**Challenge:** Strip the pictures and reproduce the rest of the listing exactly.

**Data records:**
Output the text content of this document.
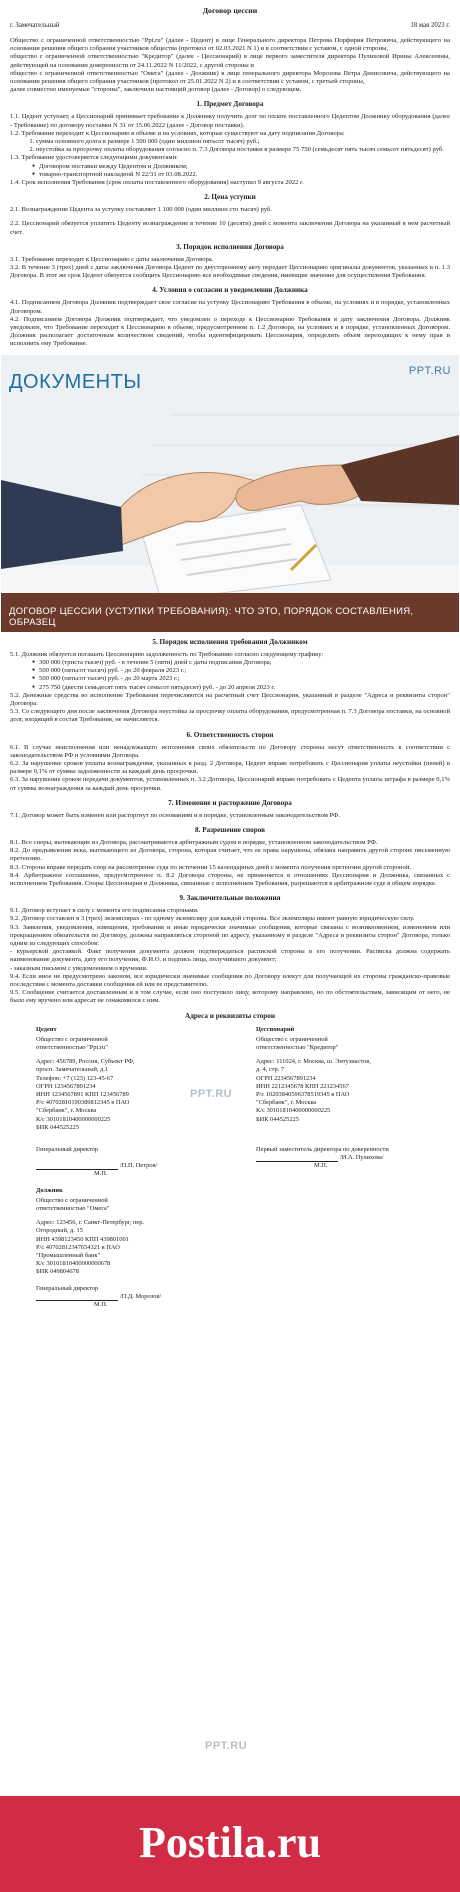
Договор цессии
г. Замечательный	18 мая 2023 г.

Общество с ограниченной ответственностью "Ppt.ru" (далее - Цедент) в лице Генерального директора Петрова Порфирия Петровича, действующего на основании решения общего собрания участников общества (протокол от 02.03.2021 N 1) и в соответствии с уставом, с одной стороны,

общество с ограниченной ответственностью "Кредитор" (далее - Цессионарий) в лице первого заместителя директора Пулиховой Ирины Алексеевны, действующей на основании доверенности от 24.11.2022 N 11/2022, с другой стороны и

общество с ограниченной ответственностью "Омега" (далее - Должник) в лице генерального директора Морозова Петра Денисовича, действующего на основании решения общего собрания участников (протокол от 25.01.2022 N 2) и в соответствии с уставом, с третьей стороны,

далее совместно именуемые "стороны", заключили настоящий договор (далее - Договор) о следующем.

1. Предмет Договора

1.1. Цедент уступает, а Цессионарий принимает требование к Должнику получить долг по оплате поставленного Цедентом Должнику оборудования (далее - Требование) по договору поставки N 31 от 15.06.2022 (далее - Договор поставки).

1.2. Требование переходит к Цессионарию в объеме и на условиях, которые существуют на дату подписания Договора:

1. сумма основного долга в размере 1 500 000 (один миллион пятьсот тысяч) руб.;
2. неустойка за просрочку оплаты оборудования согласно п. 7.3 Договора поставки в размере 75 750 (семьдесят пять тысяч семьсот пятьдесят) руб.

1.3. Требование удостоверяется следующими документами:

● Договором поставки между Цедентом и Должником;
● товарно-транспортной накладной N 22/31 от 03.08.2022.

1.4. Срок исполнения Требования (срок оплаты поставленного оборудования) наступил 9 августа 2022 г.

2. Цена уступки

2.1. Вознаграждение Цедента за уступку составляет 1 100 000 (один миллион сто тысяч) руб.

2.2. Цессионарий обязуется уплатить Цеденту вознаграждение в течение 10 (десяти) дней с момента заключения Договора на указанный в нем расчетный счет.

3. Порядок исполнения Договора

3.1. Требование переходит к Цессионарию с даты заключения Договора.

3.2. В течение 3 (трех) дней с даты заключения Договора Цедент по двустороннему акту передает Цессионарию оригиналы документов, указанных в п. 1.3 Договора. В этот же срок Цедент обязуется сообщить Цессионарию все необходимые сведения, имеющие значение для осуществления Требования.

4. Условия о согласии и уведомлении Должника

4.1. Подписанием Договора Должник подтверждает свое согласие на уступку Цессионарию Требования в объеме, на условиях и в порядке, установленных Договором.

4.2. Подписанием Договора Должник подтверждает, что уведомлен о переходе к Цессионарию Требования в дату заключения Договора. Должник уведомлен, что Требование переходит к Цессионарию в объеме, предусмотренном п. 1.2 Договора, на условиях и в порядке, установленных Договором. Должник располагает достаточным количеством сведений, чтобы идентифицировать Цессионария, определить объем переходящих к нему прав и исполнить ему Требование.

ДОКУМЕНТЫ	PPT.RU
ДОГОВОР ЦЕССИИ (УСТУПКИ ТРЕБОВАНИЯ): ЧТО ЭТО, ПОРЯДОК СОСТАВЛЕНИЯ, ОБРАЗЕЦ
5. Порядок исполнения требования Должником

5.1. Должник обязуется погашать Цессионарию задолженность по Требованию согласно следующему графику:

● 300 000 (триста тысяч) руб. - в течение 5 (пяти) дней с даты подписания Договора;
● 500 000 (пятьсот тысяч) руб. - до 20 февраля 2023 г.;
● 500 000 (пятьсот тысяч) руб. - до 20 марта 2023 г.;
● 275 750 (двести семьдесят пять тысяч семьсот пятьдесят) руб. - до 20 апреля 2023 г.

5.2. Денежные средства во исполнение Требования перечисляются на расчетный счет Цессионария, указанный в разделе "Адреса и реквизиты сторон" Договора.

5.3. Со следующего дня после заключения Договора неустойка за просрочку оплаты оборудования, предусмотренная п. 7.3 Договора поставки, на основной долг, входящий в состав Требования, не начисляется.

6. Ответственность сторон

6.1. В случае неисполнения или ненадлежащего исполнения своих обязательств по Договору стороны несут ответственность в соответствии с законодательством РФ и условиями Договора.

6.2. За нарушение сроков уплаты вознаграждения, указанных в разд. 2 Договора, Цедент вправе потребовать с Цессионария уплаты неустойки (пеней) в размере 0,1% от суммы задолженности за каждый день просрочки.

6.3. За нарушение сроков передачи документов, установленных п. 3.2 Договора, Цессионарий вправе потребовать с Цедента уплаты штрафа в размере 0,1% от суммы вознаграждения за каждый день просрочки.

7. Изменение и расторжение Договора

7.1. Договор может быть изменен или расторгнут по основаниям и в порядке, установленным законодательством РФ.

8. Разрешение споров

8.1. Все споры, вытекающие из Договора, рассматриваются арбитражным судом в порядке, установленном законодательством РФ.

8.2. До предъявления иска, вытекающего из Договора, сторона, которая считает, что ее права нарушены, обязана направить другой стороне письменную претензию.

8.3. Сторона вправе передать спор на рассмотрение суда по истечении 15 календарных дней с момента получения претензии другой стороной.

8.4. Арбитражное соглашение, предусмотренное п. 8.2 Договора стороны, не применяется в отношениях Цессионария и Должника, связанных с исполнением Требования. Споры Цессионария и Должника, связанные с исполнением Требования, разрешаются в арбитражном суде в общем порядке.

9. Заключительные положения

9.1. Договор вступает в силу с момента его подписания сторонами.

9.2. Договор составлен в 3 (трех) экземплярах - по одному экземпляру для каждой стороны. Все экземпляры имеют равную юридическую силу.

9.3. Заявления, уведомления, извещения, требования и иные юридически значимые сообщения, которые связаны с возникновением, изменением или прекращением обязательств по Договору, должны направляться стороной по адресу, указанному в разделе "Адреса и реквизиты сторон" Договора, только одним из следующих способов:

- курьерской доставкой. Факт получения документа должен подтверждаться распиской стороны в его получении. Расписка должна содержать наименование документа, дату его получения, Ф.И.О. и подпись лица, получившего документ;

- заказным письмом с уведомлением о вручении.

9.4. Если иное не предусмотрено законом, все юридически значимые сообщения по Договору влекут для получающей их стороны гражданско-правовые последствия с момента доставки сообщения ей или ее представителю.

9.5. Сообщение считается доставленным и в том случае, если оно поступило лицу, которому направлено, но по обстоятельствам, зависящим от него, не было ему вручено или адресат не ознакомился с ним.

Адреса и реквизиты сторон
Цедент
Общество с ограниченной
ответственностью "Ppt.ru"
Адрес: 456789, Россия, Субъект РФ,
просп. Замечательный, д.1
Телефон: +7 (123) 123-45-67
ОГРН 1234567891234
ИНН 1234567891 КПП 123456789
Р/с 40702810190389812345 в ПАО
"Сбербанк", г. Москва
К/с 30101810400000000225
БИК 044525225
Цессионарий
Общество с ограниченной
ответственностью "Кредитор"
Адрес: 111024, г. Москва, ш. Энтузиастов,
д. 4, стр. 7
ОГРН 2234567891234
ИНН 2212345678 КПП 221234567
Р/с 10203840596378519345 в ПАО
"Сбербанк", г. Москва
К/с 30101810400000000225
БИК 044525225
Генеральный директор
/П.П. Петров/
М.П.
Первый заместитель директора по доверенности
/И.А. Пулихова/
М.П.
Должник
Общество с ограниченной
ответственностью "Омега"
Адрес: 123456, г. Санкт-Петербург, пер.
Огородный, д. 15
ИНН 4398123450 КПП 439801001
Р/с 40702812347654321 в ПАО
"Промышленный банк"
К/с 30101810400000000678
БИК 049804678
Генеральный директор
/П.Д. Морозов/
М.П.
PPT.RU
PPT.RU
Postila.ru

**Task solution:**
Output the text content of this document.
Договор цессии
г. Замечательный	18 мая 2023 г.

Общество с ограниченной ответственностью "Ppt.ru" (далее - Цедент) в лице Генерального директора Петрова Порфирия Петровича, действующего на основании решения общего собрания участников общества (протокол от 02.03.2021 N 1) и в соответствии с уставом, с одной стороны,

общество с ограниченной ответственностью "Кредитор" (далее - Цессионарий) в лице первого заместителя директора Пулиховой Ирины Алексеевны, действующей на основании доверенности от 24.11.2022 N 11/2022, с другой стороны и

общество с ограниченной ответственностью "Омега" (далее - Должник) в лице генерального директора Морозова Петра Денисовича, действующего на основании решения общего собрания участников (протокол от 25.01.2022 N 2) и в соответствии с уставом, с третьей стороны,

далее совместно именуемые "стороны", заключили настоящий договор (далее - Договор) о следующем.

1. Предмет Договора

1.1. Цедент уступает, а Цессионарий принимает требование к Должнику получить долг по оплате поставленного Цедентом Должнику оборудования (далее - Требование) по договору поставки N 31 от 15.06.2022 (далее - Договор поставки).

1.2. Требование переходит к Цессионарию в объеме и на условиях, которые существуют на дату подписания Договора:

1. сумма основного долга в размере 1 500 000 (один миллион пятьсот тысяч) руб.;
2. неустойка за просрочку оплаты оборудования согласно п. 7.3 Договора поставки в размере 75 750 (семьдесят пять тысяч семьсот пятьдесят) руб.

1.3. Требование удостоверяется следующими документами:

● Договором поставки между Цедентом и Должником;
● товарно-транспортной накладной N 22/31 от 03.08.2022.

1.4. Срок исполнения Требования (срок оплаты поставленного оборудования) наступил 9 августа 2022 г.

2. Цена уступки

2.1. Вознаграждение Цедента за уступку составляет 1 100 000 (один миллион сто тысяч) руб.

2.2. Цессионарий обязуется уплатить Цеденту вознаграждение в течение 10 (десяти) дней с момента заключения Договора на указанный в нем расчетный счет.

3. Порядок исполнения Договора

3.1. Требование переходит к Цессионарию с даты заключения Договора.

3.2. В течение 3 (трех) дней с даты заключения Договора Цедент по двустороннему акту передает Цессионарию оригиналы документов, указанных в п. 1.3 Договора. В этот же срок Цедент обязуется сообщить Цессионарию все необходимые сведения, имеющие значение для осуществления Требования.

4. Условия о согласии и уведомлении Должника

4.1. Подписанием Договора Должник подтверждает свое согласие на уступку Цессионарию Требования в объеме, на условиях и в порядке, установленных Договором.

4.2. Подписанием Договора Должник подтверждает, что уведомлен о переходе к Цессионарию Требования в дату заключения Договора. Должник уведомлен, что Требование переходит к Цессионарию в объеме, предусмотренном п. 1.2 Договора, на условиях и в порядке, установленных Договором. Должник располагает достаточным количеством сведений, чтобы идентифицировать Цессионария, определить объем переходящих к нему прав и исполнить ему Требование.

ДОКУМЕНТЫ	PPT.RU
ДОГОВОР ЦЕССИИ (УСТУПКИ ТРЕБОВАНИЯ): ЧТО ЭТО, ПОРЯДОК СОСТАВЛЕНИЯ, ОБРАЗЕЦ
5. Порядок исполнения требования Должником

5.1. Должник обязуется погашать Цессионарию задолженность по Требованию согласно следующему графику:

● 300 000 (триста тысяч) руб. - в течение 5 (пяти) дней с даты подписания Договора;
● 500 000 (пятьсот тысяч) руб. - до 20 февраля 2023 г.;
● 500 000 (пятьсот тысяч) руб. - до 20 марта 2023 г.;
● 275 750 (двести семьдесят пять тысяч семьсот пятьдесят) руб. - до 20 апреля 2023 г.

5.2. Денежные средства во исполнение Требования перечисляются на расчетный счет Цессионария, указанный в разделе "Адреса и реквизиты сторон" Договора.

5.3. Со следующего дня после заключения Договора неустойка за просрочку оплаты оборудования, предусмотренная п. 7.3 Договора поставки, на основной долг, входящий в состав Требования, не начисляется.

6. Ответственность сторон

6.1. В случае неисполнения или ненадлежащего исполнения своих обязательств по Договору стороны несут ответственность в соответствии с законодательством РФ и условиями Договора.

6.2. За нарушение сроков уплаты вознаграждения, указанных в разд. 2 Договора, Цедент вправе потребовать с Цессионария уплаты неустойки (пеней) в размере 0,1% от суммы задолженности за каждый день просрочки.

6.3. За нарушение сроков передачи документов, установленных п. 3.2 Договора, Цессионарий вправе потребовать с Цедента уплаты штрафа в размере 0,1% от суммы вознаграждения за каждый день просрочки.

7. Изменение и расторжение Договора

7.1. Договор может быть изменен или расторгнут по основаниям и в порядке, установленным законодательством РФ.

8. Разрешение споров

8.1. Все споры, вытекающие из Договора, рассматриваются арбитражным судом в порядке, установленном законодательством РФ.

8.2. До предъявления иска, вытекающего из Договора, сторона, которая считает, что ее права нарушены, обязана направить другой стороне письменную претензию.

8.3. Сторона вправе передать спор на рассмотрение суда по истечении 15 календарных дней с момента получения претензии другой стороной.

8.4. Арбитражное соглашение, предусмотренное п. 8.2 Договора стороны, не применяется в отношениях Цессионария и Должника, связанных с исполнением Требования. Споры Цессионария и Должника, связанные с исполнением Требования, разрешаются в арбитражном суде в общем порядке.

9. Заключительные положения

9.1. Договор вступает в силу с момента его подписания сторонами.

9.2. Договор составлен в 3 (трех) экземплярах - по одному экземпляру для каждой стороны. Все экземпляры имеют равную юридическую силу.

9.3. Заявления, уведомления, извещения, требования и иные юридически значимые сообщения, которые связаны с возникновением, изменением или прекращением обязательств по Договору, должны направляться стороной по адресу, указанному в разделе "Адреса и реквизиты сторон" Договора, только одним из следующих способов:

- курьерской доставкой. Факт получения документа должен подтверждаться распиской стороны в его получении. Расписка должна содержать наименование документа, дату его получения, Ф.И.О. и подпись лица, получившего документ;

- заказным письмом с уведомлением о вручении.

9.4. Если иное не предусмотрено законом, все юридически значимые сообщения по Договору влекут для получающей их стороны гражданско-правовые последствия с момента доставки сообщения ей или ее представителю.

9.5. Сообщение считается доставленным и в том случае, если оно поступило лицу, которому направлено, но по обстоятельствам, зависящим от него, не было ему вручено или адресат не ознакомился с ним.

Адреса и реквизиты сторон
Цедент
Общество с ограниченной
ответственностью "Ppt.ru"
Адрес: 456789, Россия, Субъект РФ,
просп. Замечательный, д.1
Телефон: +7 (123) 123-45-67
ОГРН 1234567891234
ИНН 1234567891 КПП 123456789
Р/с 40702810190389812345 в ПАО
"Сбербанк", г. Москва
К/с 30101810400000000225
БИК 044525225
Цессионарий
Общество с ограниченной
ответственностью "Кредитор"
Адрес: 111024, г. Москва, ш. Энтузиастов,
д. 4, стр. 7
ОГРН 2234567891234
ИНН 2212345678 КПП 221234567
Р/с 10203840596378519345 в ПАО
"Сбербанк", г. Москва
К/с 30101810400000000225
БИК 044525225
Генеральный директор
/П.П. Петров/
М.П.
Первый заместитель директора по доверенности
/И.А. Пулихова/
М.П.
Должник
Общество с ограниченной
ответственностью "Омега"
Адрес: 123456, г. Санкт-Петербург, пер.
Огородный, д. 15
ИНН 4398123450 КПП 439801001
Р/с 40702812347654321 в ПАО
"Промышленный банк"
К/с 30101810400000000678
БИК 049804678
Генеральный директор
/П.Д. Морозов/
М.П.
PPT.RU
PPT.RU
Postila.ru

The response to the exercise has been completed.